[WORK TO BE COMPLETED]
Sort through the data and copy the lines holding the word "milliers".

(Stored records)
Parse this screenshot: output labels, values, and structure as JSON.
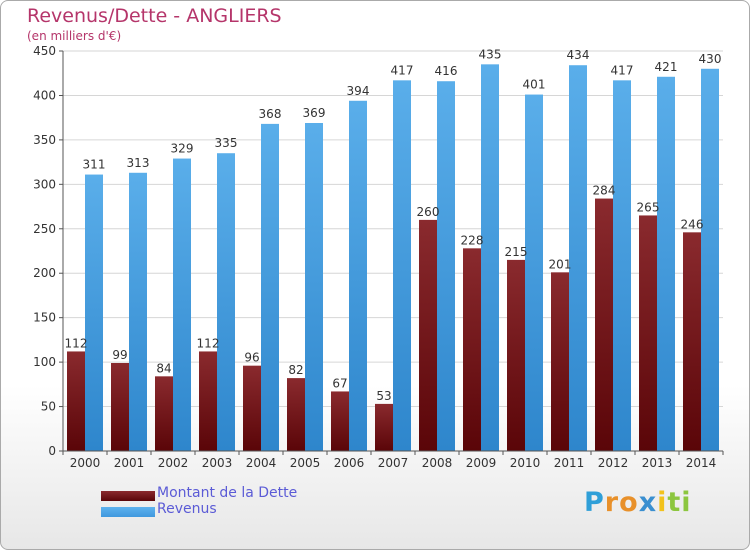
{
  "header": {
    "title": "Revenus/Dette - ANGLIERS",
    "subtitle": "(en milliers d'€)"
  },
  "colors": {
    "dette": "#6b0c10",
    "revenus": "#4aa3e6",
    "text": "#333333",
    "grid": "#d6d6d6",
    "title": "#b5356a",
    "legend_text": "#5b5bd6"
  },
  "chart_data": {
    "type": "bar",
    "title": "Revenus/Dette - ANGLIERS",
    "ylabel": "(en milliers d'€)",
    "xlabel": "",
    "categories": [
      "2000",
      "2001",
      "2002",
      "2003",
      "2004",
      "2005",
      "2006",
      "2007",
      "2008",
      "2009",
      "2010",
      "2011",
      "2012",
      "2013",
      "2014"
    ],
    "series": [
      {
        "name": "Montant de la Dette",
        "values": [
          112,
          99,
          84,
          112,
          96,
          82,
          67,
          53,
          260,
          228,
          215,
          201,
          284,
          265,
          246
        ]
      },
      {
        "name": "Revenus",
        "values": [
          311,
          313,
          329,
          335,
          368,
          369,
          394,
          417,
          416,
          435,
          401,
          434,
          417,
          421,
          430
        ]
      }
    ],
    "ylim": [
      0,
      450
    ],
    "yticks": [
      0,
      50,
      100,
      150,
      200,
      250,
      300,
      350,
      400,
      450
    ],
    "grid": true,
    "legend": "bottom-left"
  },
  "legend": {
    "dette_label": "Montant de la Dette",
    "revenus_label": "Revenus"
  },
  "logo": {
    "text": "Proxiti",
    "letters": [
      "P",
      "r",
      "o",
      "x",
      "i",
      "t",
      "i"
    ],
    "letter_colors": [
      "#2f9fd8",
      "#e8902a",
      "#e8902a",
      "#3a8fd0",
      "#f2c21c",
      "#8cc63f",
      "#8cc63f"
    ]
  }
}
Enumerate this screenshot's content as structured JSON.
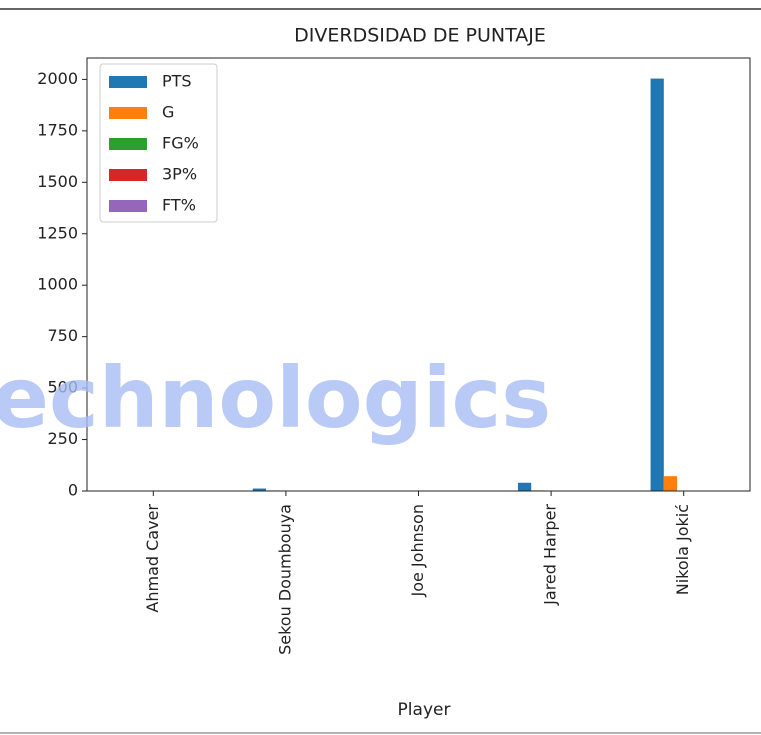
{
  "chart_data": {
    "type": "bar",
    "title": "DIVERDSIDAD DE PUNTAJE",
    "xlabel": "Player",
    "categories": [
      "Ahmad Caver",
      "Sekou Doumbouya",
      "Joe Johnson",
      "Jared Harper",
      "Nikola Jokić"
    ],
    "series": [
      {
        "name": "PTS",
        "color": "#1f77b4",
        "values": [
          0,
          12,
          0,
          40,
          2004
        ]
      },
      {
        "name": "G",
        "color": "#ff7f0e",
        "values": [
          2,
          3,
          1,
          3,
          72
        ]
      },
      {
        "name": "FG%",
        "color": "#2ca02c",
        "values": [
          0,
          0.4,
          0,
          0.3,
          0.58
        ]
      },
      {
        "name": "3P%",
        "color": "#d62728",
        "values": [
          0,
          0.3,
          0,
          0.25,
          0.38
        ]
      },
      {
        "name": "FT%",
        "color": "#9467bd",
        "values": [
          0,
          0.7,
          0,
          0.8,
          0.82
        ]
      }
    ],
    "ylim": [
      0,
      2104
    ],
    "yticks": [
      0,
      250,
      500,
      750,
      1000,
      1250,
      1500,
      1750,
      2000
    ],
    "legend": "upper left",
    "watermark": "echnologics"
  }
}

* * *

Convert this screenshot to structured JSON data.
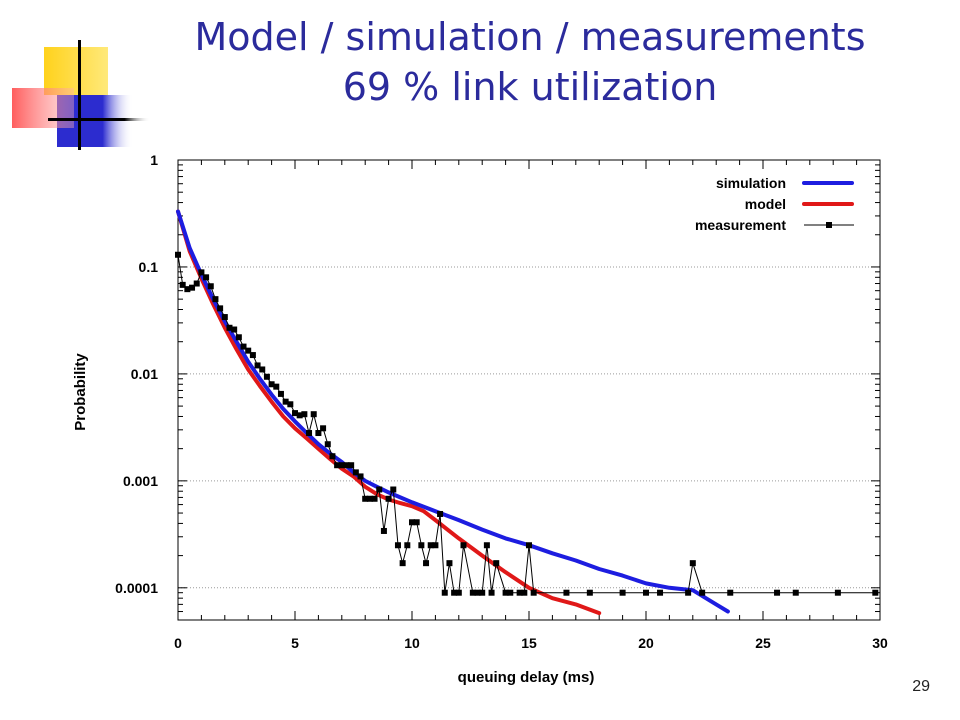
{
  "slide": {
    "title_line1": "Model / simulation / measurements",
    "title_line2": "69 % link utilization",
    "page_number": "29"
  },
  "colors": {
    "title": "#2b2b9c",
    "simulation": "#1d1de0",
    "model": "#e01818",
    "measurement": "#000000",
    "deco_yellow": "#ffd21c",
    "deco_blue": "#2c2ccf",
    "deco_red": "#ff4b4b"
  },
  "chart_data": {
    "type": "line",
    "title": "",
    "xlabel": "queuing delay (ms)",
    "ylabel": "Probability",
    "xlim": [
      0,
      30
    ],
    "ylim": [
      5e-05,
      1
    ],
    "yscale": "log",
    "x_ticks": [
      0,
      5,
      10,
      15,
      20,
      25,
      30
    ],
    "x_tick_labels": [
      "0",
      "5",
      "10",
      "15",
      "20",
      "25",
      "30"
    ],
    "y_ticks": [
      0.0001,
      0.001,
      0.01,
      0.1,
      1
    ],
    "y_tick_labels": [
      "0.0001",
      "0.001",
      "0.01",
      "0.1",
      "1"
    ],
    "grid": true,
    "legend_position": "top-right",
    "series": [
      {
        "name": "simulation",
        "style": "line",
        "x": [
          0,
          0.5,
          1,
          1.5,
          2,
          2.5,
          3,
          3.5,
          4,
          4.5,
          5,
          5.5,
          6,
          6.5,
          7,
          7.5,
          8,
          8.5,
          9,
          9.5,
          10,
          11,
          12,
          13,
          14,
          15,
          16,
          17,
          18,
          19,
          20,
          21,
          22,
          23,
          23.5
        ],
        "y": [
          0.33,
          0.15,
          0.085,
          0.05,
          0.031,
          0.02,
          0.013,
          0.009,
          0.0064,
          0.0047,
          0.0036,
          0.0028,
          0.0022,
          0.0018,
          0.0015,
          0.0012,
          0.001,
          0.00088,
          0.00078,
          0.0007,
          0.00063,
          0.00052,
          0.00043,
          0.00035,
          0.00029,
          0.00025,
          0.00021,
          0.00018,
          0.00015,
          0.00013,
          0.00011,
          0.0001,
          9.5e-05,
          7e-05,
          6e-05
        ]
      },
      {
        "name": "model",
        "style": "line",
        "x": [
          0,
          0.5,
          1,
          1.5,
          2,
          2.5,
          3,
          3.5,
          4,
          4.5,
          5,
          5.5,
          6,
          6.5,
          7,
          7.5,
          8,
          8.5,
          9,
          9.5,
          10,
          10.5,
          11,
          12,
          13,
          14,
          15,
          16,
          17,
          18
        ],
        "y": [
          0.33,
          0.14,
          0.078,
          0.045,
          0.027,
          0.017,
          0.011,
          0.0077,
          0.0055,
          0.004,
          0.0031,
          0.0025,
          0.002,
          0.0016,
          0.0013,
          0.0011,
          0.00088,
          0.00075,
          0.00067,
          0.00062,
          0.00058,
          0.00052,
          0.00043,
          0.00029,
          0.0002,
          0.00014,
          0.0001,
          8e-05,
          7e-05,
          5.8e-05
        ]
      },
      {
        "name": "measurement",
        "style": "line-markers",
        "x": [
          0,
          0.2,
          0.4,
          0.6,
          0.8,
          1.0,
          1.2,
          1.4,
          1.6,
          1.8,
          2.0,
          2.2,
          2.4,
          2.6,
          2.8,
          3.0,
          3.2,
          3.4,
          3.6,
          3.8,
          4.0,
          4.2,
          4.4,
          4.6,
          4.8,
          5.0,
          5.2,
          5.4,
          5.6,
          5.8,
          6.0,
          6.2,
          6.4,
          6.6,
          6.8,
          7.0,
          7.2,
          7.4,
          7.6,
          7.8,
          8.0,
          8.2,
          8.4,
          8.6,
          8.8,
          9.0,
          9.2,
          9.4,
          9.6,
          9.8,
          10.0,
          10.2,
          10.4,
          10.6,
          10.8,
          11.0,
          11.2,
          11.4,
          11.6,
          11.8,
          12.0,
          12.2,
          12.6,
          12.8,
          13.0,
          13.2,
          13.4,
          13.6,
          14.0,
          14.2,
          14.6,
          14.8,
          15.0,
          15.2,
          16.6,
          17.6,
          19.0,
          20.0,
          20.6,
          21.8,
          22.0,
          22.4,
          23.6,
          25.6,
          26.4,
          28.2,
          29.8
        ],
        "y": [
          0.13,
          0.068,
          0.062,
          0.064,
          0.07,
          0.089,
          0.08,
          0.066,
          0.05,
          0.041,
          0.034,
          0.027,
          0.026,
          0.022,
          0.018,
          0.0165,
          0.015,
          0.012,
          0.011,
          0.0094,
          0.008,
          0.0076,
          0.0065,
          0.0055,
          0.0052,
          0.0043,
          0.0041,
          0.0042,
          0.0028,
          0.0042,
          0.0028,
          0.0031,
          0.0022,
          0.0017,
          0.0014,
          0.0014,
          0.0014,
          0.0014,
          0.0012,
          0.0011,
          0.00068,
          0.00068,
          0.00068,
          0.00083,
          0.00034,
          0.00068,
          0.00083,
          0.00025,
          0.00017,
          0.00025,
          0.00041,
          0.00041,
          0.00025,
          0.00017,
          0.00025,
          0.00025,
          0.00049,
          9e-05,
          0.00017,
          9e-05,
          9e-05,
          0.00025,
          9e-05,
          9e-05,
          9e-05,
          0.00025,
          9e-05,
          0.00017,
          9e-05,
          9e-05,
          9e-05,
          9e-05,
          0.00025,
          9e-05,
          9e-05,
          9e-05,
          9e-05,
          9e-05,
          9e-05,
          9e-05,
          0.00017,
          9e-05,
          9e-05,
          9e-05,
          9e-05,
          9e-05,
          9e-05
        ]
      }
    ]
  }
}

[SOLUTION]
    "subtitle": "(en milliers d'€)"
    "ylabel": "(en milliers d'€)",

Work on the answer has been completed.